* **Work item**: Below are the records. State how many of their lines contain "Todas", with nothing else.

* **Data listing**:
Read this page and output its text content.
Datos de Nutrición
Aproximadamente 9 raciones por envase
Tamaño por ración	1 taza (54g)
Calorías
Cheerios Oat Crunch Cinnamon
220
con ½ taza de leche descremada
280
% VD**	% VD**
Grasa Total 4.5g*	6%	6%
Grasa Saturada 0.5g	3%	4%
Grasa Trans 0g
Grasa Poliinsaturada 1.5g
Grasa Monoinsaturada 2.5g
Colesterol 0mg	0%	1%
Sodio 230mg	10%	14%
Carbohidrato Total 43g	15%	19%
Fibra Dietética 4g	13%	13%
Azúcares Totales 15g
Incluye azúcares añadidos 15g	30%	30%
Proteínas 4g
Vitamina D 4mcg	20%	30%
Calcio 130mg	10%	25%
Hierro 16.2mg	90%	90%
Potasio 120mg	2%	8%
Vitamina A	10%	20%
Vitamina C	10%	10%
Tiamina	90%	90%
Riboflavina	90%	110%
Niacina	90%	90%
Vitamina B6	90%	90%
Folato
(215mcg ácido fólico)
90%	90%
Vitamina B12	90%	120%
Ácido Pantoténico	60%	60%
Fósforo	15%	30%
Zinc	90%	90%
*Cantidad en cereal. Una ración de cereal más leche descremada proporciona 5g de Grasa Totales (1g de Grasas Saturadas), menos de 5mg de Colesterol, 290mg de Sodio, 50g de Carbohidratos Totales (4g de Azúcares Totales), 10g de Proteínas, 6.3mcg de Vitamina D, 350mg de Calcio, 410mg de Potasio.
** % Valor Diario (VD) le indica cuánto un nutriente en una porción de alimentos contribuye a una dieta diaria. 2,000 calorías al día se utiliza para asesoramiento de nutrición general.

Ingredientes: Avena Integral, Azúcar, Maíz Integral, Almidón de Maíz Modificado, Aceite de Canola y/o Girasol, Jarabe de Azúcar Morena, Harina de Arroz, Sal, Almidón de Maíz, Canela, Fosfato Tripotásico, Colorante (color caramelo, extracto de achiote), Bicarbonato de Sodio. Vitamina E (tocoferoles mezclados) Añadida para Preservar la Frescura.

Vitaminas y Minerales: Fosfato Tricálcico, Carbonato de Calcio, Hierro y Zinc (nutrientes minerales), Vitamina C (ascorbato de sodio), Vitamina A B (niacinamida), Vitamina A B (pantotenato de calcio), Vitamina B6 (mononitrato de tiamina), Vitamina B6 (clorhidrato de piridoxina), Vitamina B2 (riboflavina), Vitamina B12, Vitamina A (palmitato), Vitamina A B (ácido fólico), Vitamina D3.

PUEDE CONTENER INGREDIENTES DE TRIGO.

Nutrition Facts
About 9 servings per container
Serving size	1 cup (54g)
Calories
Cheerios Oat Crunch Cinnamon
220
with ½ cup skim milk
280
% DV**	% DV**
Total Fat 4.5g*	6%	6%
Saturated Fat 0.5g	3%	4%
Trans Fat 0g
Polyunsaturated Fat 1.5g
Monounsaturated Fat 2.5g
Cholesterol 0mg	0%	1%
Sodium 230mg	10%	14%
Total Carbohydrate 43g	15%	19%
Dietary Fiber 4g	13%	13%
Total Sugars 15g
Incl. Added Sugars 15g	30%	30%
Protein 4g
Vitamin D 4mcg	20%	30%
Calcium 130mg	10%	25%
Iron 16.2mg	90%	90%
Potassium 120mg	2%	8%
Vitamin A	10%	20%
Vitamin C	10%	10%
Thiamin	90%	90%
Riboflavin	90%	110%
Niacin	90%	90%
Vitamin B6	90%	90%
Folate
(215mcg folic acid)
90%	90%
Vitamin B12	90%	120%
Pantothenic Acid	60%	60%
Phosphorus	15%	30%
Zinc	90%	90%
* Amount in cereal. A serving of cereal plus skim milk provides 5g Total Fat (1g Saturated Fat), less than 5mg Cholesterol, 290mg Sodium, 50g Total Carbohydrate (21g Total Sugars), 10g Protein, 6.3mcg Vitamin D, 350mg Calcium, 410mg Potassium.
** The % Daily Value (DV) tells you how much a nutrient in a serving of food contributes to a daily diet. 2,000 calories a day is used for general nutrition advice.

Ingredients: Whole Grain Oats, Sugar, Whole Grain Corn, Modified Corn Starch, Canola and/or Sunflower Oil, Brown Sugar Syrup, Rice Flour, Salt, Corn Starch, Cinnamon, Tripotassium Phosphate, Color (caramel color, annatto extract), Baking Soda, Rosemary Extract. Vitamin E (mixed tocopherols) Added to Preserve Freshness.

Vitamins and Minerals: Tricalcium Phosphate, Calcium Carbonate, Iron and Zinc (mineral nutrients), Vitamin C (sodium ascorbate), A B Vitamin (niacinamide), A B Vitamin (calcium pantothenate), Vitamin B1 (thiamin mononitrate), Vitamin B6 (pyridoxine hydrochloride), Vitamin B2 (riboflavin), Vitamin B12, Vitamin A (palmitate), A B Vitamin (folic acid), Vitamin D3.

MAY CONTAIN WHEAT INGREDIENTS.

==

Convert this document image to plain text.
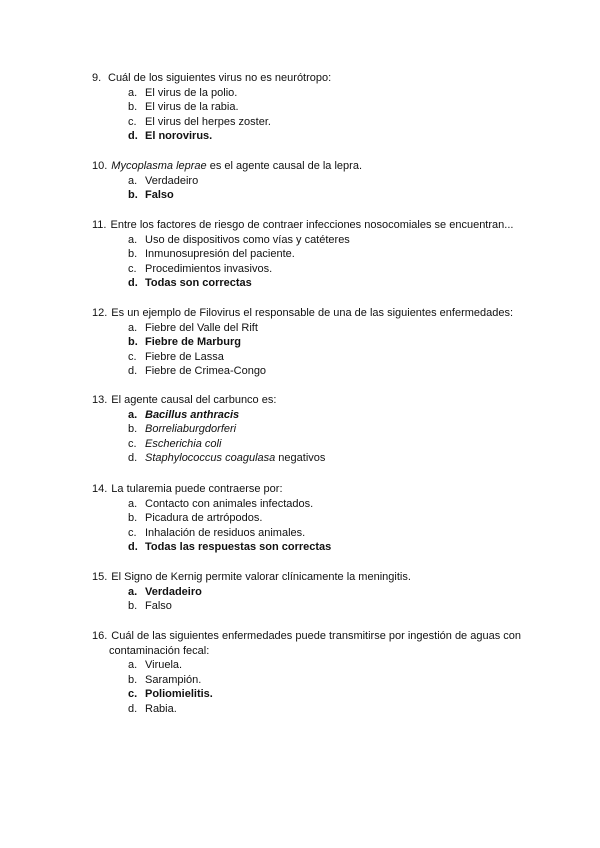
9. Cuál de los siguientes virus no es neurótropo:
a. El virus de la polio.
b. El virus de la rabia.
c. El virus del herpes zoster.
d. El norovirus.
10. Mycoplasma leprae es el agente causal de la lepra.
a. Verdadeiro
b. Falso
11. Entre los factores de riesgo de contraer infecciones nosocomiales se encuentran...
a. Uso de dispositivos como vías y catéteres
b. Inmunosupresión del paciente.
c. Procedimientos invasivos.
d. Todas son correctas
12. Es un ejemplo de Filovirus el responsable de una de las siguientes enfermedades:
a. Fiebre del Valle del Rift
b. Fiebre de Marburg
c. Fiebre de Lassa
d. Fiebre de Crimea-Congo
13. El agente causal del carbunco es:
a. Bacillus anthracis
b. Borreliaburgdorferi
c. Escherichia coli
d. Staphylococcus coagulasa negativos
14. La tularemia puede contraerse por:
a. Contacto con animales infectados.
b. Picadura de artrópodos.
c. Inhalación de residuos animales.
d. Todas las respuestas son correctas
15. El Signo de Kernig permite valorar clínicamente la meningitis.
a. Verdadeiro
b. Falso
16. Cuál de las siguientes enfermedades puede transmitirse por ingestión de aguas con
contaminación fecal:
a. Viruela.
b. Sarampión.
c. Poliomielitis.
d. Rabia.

* **Output**: 2